What is required
Write the material out again in full, exactly.

## BEGIN

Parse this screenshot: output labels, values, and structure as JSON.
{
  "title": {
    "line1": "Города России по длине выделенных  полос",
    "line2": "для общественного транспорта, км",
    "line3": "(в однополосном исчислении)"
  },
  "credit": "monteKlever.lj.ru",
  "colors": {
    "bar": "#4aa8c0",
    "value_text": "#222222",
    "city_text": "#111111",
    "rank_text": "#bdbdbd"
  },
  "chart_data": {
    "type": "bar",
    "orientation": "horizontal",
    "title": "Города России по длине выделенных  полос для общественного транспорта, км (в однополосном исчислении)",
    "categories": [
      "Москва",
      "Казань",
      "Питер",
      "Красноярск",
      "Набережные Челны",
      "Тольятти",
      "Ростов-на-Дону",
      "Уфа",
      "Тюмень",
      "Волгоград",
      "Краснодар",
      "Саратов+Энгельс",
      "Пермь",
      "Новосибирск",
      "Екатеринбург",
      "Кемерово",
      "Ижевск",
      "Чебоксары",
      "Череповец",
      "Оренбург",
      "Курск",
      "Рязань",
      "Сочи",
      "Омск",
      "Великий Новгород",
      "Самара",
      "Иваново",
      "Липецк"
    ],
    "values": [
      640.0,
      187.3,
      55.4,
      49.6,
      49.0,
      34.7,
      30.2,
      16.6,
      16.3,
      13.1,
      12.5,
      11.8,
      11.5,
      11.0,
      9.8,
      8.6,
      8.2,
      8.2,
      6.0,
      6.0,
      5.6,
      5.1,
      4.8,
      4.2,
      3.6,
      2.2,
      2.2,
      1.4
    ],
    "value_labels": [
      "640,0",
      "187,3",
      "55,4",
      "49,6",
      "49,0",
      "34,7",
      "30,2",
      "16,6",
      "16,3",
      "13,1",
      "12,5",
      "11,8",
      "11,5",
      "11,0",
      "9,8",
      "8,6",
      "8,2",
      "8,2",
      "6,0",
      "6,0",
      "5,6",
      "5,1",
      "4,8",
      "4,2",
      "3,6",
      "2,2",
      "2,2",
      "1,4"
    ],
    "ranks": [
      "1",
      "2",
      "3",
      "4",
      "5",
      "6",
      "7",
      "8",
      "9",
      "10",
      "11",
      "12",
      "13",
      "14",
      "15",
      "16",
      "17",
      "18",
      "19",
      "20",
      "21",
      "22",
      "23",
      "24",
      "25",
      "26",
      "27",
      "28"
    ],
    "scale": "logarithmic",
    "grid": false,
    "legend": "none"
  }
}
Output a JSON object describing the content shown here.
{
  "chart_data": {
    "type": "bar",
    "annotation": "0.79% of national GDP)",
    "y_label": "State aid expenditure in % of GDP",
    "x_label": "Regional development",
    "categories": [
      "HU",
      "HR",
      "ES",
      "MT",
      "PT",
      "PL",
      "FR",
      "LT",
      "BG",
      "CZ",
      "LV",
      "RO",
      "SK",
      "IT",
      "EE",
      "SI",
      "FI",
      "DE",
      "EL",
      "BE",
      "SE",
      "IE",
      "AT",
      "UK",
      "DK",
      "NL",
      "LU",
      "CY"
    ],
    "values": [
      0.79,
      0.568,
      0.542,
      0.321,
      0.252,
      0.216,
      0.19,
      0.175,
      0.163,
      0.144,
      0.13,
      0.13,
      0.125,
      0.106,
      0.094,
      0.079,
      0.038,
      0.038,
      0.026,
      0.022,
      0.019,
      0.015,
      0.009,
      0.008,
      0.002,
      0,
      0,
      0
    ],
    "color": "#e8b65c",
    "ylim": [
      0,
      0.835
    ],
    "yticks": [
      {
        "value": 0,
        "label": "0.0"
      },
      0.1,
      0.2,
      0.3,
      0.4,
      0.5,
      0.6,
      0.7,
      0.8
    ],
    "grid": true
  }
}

## END

Result below
Parse this screenshot: output labels, values, and structure as JSON.
{
  "title": {
    "line1": "Города России по длине выделенных  полос",
    "line2": "для общественного транспорта, км",
    "line3": "(в однополосном исчислении)"
  },
  "credit": "monteKlever.lj.ru",
  "colors": {
    "bar": "#4aa8c0",
    "value_text": "#222222",
    "city_text": "#111111",
    "rank_text": "#bdbdbd"
  },
  "chart_data": {
    "type": "bar",
    "orientation": "horizontal",
    "title": "Города России по длине выделенных  полос для общественного транспорта, км (в однополосном исчислении)",
    "categories": [
      "Москва",
      "Казань",
      "Питер",
      "Красноярск",
      "Набережные Челны",
      "Тольятти",
      "Ростов-на-Дону",
      "Уфа",
      "Тюмень",
      "Волгоград",
      "Краснодар",
      "Саратов+Энгельс",
      "Пермь",
      "Новосибирск",
      "Екатеринбург",
      "Кемерово",
      "Ижевск",
      "Чебоксары",
      "Череповец",
      "Оренбург",
      "Курск",
      "Рязань",
      "Сочи",
      "Омск",
      "Великий Новгород",
      "Самара",
      "Иваново",
      "Липецк"
    ],
    "values": [
      640.0,
      187.3,
      55.4,
      49.6,
      49.0,
      34.7,
      30.2,
      16.6,
      16.3,
      13.1,
      12.5,
      11.8,
      11.5,
      11.0,
      9.8,
      8.6,
      8.2,
      8.2,
      6.0,
      6.0,
      5.6,
      5.1,
      4.8,
      4.2,
      3.6,
      2.2,
      2.2,
      1.4
    ],
    "value_labels": [
      "640,0",
      "187,3",
      "55,4",
      "49,6",
      "49,0",
      "34,7",
      "30,2",
      "16,6",
      "16,3",
      "13,1",
      "12,5",
      "11,8",
      "11,5",
      "11,0",
      "9,8",
      "8,6",
      "8,2",
      "8,2",
      "6,0",
      "6,0",
      "5,6",
      "5,1",
      "4,8",
      "4,2",
      "3,6",
      "2,2",
      "2,2",
      "1,4"
    ],
    "ranks": [
      "1",
      "2",
      "3",
      "4",
      "5",
      "6",
      "7",
      "8",
      "9",
      "10",
      "11",
      "12",
      "13",
      "14",
      "15",
      "16",
      "17",
      "18",
      "19",
      "20",
      "21",
      "22",
      "23",
      "24",
      "25",
      "26",
      "27",
      "28"
    ],
    "scale": "logarithmic",
    "grid": false,
    "legend": "none"
  }
}
Output a JSON object describing the content shown here.
{
  "chart_data": {
    "type": "bar",
    "annotation": "0.79% of national GDP)",
    "y_label": "State aid expenditure in % of GDP",
    "x_label": "Regional development",
    "categories": [
      "HU",
      "HR",
      "ES",
      "MT",
      "PT",
      "PL",
      "FR",
      "LT",
      "BG",
      "CZ",
      "LV",
      "RO",
      "SK",
      "IT",
      "EE",
      "SI",
      "FI",
      "DE",
      "EL",
      "BE",
      "SE",
      "IE",
      "AT",
      "UK",
      "DK",
      "NL",
      "LU",
      "CY"
    ],
    "values": [
      0.79,
      0.568,
      0.542,
      0.321,
      0.252,
      0.216,
      0.19,
      0.175,
      0.163,
      0.144,
      0.13,
      0.13,
      0.125,
      0.106,
      0.094,
      0.079,
      0.038,
      0.038,
      0.026,
      0.022,
      0.019,
      0.015,
      0.009,
      0.008,
      0.002,
      0,
      0,
      0
    ],
    "color": "#e8b65c",
    "ylim": [
      0,
      0.835
    ],
    "yticks": [
      {
        "value": 0,
        "label": "0.0"
      },
      0.1,
      0.2,
      0.3,
      0.4,
      0.5,
      0.6,
      0.7,
      0.8
    ],
    "grid": true
  }
}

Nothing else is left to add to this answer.